» DIRECTIVE: Set out every line bearing the string "определенных".

» LISTED ENTRIES:
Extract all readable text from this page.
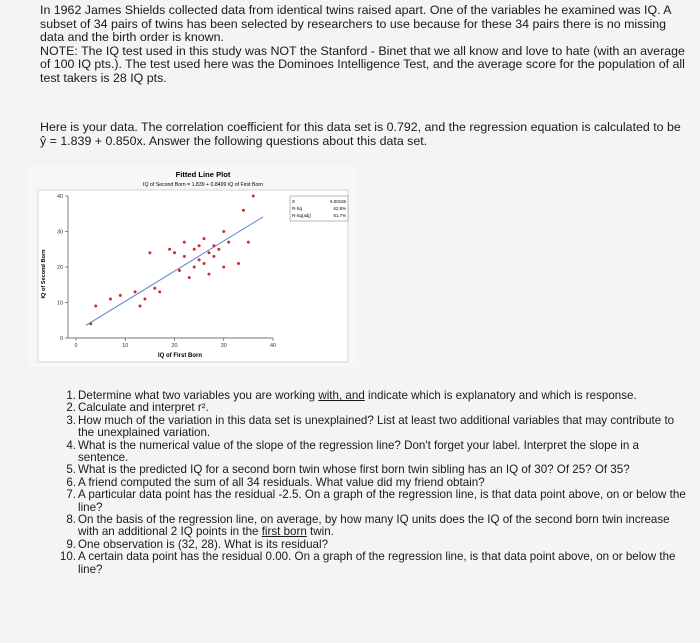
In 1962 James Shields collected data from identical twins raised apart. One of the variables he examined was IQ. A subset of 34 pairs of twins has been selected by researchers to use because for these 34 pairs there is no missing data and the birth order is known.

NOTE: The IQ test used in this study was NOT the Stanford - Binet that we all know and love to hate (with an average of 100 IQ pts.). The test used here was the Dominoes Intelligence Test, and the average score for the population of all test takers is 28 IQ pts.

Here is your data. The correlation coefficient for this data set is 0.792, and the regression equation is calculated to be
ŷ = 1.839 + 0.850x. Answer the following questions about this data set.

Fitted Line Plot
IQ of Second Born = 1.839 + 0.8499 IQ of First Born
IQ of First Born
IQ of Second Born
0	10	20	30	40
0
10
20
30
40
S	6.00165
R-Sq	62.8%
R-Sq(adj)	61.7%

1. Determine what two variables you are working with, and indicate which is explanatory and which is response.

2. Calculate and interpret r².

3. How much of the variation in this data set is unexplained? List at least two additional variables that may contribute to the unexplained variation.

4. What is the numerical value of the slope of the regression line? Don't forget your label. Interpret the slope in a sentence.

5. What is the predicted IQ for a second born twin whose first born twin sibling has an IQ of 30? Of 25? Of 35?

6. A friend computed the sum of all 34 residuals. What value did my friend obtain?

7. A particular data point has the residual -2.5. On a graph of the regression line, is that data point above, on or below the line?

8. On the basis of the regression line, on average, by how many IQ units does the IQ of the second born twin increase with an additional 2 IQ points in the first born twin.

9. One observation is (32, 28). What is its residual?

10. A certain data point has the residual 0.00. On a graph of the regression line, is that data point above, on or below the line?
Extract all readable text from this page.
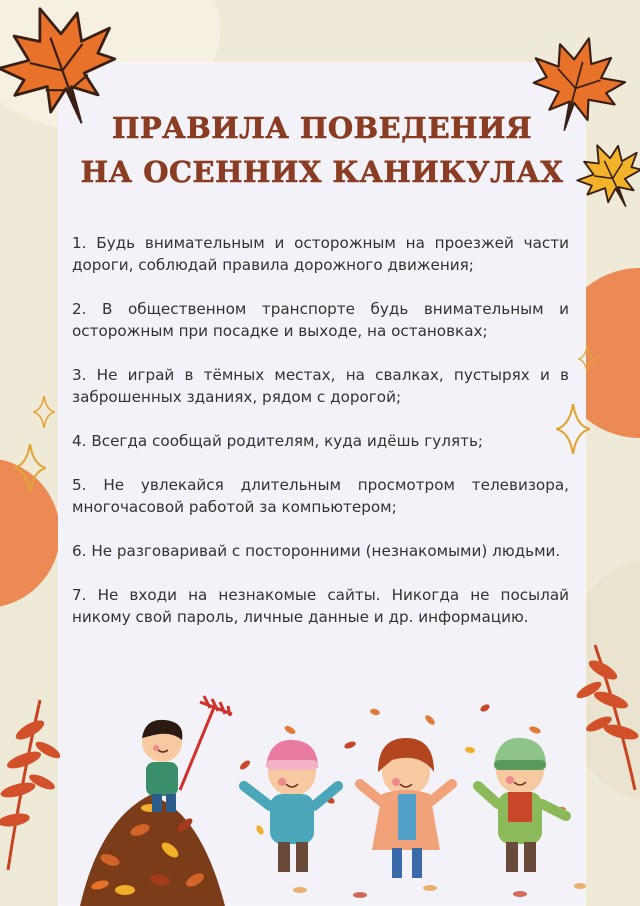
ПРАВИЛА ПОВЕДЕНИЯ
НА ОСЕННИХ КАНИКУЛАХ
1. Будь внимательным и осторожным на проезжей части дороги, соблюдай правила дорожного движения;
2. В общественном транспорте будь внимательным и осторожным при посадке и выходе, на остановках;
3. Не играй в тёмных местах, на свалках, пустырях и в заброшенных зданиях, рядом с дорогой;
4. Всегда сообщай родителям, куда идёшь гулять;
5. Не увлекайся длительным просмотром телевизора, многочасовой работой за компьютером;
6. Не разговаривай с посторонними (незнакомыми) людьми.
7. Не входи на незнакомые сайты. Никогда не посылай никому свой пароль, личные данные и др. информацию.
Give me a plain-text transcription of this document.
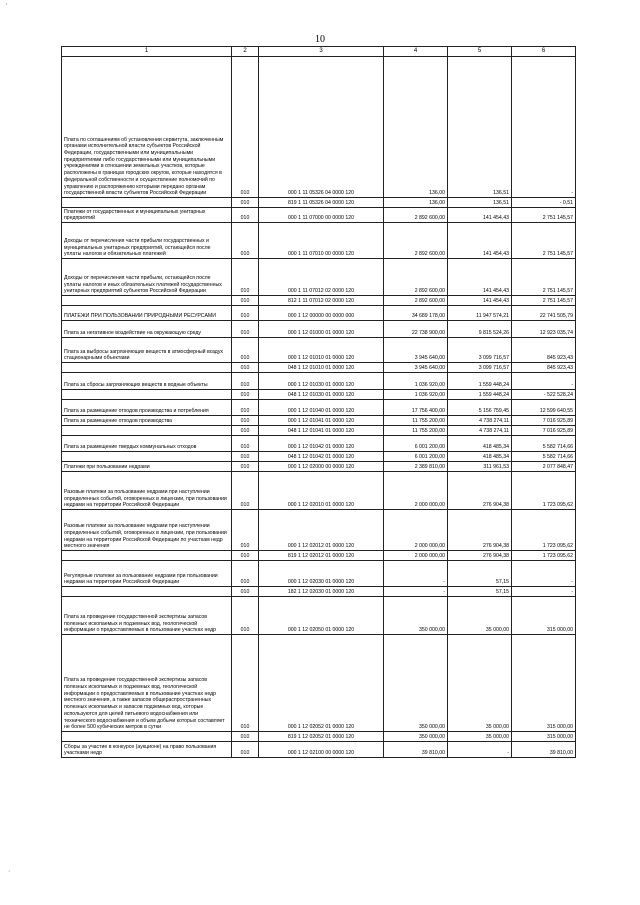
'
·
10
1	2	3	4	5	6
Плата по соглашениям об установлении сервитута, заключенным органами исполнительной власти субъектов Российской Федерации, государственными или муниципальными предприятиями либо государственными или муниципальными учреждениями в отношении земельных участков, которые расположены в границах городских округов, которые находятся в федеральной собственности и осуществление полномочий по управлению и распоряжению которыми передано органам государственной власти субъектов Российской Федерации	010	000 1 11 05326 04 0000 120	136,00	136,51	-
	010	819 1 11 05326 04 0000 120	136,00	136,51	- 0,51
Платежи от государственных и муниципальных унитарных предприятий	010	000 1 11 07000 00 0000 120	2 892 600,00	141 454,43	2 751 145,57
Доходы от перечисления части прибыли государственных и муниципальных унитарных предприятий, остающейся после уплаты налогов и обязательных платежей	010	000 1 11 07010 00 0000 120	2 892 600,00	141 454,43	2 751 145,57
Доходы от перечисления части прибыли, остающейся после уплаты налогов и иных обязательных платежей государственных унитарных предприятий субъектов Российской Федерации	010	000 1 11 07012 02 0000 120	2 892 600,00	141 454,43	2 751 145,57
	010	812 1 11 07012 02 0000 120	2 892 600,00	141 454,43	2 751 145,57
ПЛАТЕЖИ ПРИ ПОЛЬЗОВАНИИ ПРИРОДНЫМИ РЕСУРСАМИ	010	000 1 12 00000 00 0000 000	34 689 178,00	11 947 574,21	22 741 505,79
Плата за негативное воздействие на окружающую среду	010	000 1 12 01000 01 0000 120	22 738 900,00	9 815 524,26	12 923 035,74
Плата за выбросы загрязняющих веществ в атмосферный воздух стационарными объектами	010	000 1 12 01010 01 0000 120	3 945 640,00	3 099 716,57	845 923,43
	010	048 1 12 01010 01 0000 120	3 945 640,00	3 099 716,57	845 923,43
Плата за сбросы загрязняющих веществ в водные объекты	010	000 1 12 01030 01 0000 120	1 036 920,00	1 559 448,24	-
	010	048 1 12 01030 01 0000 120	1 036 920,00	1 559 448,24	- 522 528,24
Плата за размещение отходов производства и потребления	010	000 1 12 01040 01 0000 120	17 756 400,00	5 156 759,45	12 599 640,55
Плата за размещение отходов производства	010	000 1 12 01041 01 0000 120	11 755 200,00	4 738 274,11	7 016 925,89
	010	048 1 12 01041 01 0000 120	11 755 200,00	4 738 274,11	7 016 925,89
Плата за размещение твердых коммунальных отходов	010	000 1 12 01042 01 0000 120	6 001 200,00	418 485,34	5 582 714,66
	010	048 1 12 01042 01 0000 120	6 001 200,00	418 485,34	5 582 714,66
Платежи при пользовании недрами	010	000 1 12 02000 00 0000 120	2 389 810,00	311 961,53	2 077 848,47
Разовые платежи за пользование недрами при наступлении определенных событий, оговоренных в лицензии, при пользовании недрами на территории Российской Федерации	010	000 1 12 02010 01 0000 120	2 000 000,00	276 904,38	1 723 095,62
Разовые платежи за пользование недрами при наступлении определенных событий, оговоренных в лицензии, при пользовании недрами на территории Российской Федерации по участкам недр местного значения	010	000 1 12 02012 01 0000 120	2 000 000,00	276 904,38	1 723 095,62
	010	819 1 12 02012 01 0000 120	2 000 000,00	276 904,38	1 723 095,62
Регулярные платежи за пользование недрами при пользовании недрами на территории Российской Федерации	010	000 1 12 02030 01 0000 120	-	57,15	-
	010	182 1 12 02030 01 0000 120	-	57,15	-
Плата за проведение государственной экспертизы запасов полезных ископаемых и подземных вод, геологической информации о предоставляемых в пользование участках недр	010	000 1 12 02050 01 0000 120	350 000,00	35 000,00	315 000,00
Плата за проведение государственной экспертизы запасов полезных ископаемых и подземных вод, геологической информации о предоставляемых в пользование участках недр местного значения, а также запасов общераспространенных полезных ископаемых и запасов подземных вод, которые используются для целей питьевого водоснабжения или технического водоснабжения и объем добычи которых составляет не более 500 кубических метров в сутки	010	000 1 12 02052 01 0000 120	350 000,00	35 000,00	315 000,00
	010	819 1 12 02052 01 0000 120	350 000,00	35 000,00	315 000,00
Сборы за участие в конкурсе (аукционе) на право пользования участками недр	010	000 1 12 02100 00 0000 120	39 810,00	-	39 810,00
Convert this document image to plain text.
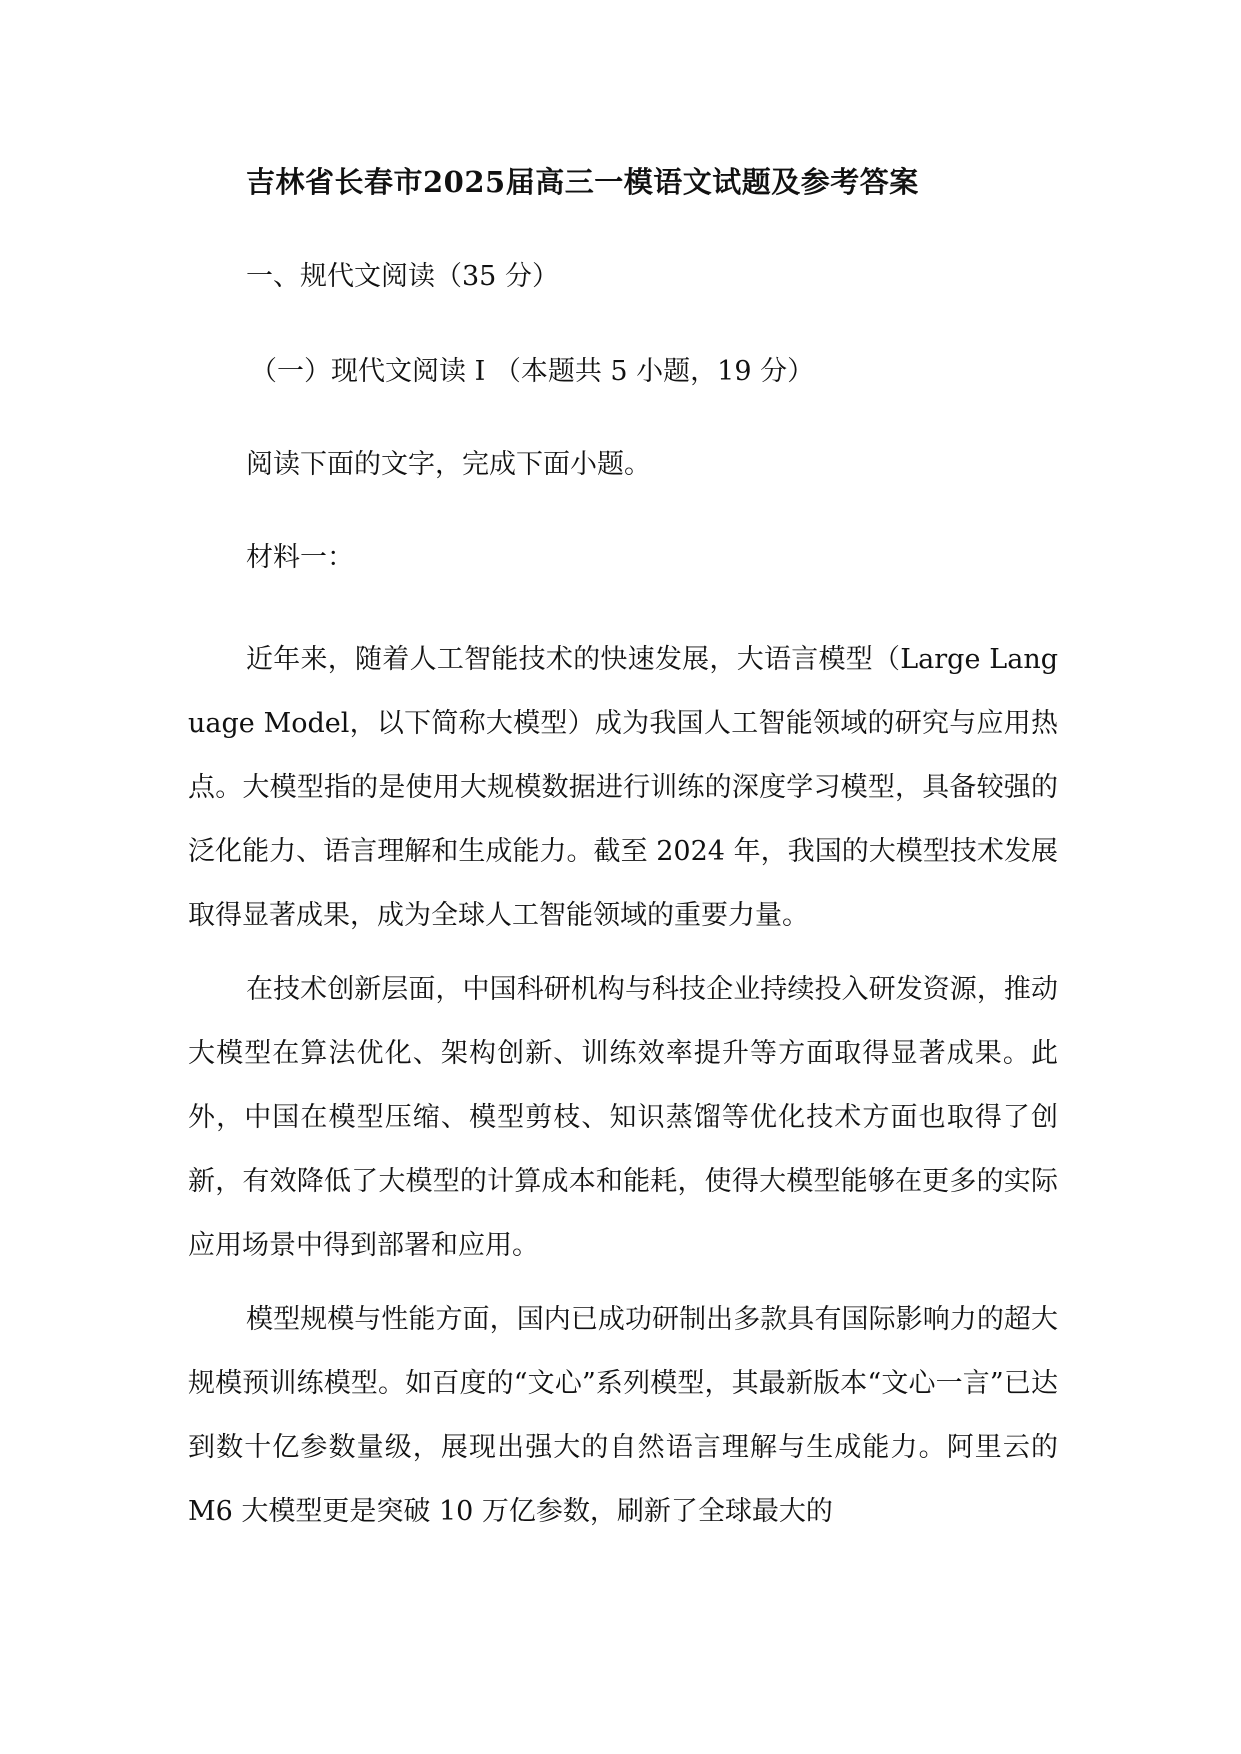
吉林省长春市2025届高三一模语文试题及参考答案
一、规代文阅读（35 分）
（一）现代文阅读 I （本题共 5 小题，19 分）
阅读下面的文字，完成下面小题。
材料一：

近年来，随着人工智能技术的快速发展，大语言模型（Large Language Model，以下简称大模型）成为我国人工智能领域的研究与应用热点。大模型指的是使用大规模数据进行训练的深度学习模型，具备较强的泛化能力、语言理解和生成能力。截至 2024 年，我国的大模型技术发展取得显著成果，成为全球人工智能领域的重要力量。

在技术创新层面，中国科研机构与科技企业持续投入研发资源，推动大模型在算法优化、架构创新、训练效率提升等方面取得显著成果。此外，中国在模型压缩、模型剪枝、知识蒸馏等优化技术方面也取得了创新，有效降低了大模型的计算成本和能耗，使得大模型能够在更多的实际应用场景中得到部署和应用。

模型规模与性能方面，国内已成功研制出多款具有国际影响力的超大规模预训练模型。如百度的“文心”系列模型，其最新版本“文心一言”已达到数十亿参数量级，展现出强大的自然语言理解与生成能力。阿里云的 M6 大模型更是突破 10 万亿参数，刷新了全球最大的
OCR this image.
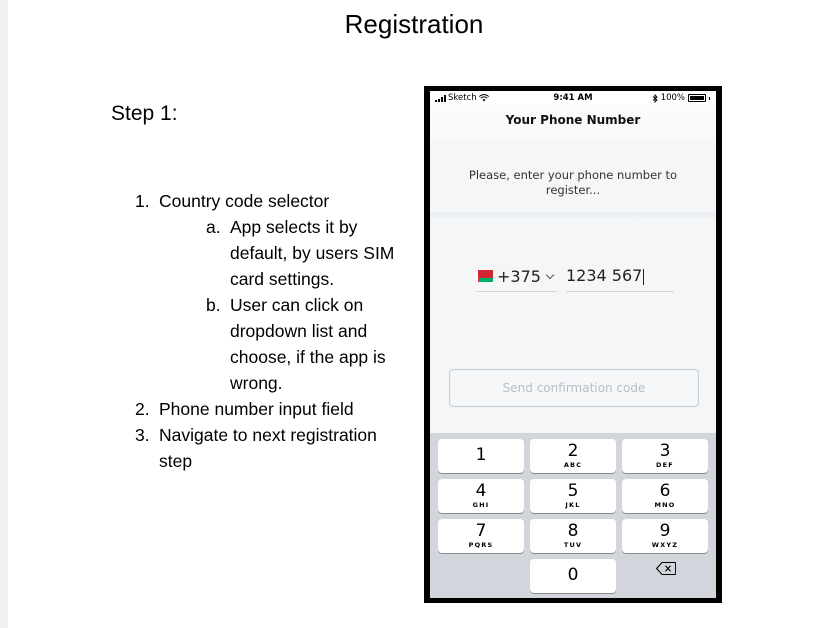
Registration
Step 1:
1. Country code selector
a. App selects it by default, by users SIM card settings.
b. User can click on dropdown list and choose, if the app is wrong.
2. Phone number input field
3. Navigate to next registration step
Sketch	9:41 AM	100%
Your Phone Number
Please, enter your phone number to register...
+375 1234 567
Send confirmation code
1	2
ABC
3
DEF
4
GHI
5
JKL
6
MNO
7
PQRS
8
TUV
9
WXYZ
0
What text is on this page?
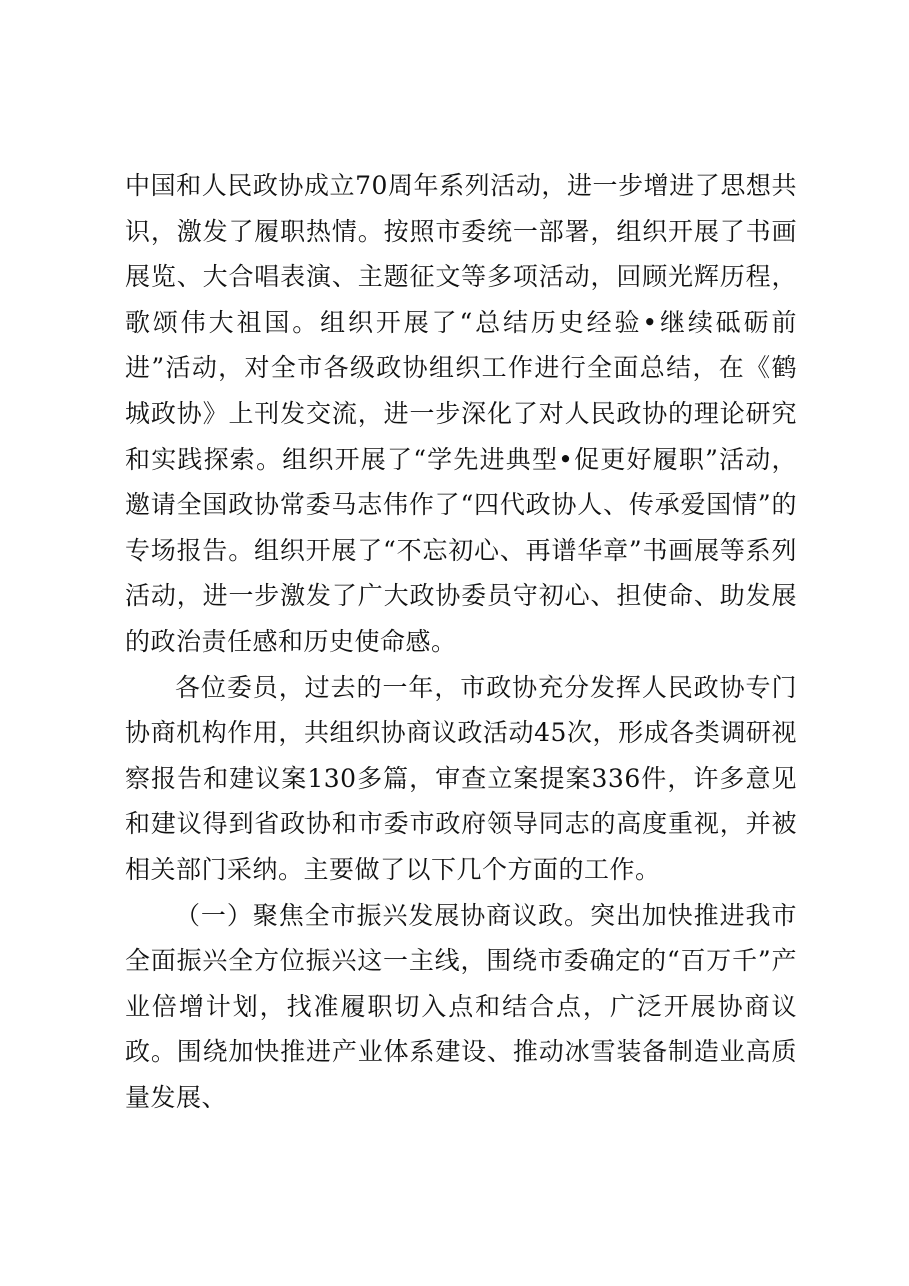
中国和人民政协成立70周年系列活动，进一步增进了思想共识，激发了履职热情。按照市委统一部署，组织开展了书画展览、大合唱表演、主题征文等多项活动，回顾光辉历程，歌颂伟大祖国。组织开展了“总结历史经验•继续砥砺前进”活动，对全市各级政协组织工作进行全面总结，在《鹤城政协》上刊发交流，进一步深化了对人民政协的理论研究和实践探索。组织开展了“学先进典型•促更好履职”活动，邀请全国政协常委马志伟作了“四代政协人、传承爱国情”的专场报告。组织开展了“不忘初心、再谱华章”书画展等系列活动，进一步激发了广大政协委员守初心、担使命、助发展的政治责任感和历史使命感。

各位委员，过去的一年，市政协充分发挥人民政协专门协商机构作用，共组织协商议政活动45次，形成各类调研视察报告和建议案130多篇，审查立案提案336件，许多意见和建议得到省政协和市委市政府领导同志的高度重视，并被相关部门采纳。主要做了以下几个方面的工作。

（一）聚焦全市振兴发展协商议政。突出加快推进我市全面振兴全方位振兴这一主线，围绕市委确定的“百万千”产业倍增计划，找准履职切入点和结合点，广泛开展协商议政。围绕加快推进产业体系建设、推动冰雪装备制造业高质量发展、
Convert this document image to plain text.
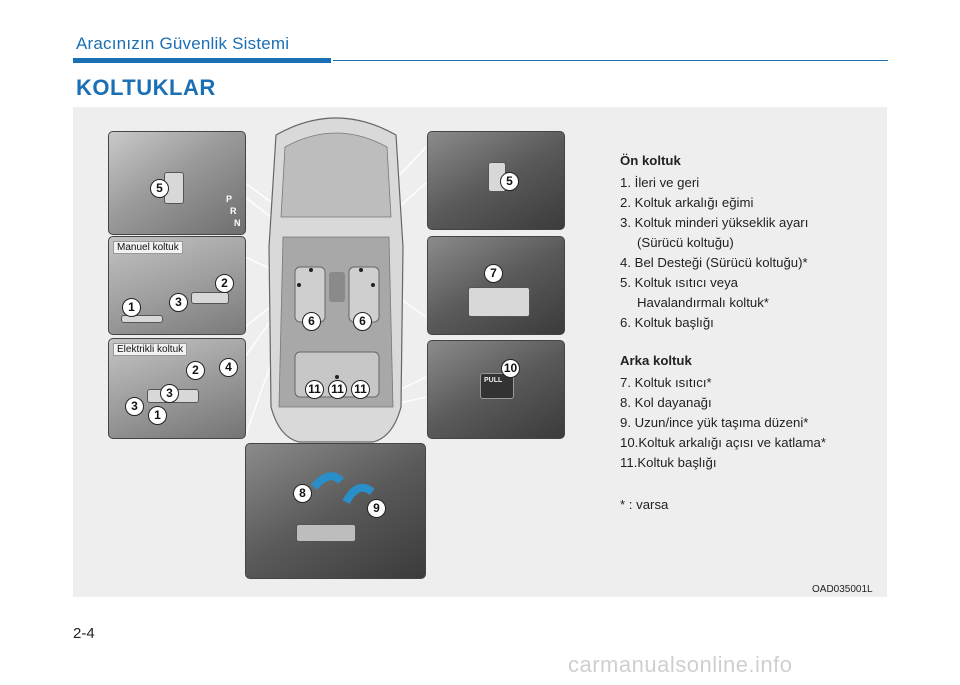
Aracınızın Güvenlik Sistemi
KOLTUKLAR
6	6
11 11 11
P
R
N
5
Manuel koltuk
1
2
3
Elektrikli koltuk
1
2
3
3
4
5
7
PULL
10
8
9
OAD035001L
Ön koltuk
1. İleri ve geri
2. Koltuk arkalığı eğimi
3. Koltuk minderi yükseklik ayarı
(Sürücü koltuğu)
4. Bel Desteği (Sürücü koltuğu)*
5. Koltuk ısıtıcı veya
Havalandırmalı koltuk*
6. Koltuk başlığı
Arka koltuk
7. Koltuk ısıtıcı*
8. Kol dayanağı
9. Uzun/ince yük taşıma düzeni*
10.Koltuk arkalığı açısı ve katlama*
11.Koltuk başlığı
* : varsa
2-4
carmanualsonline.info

» SOLUTION TO THIS PROBLEM:
Разовые платежи за пользование недрами при наступлении определенных событий, оговоренных в лицензии, при пользовании недрами на территории Российской Федерации	010	000 1 12 02010 01 0000 120	2 000 000,00	276 904,38	1 723 095,62
Разовые платежи за пользование недрами при наступлении определенных событий, оговоренных в лицензии, при пользовании недрами на территории Российской Федерации по участкам недр местного значения	010	000 1 12 02012 01 0000 120	2 000 000,00	276 904,38	1 723 095,62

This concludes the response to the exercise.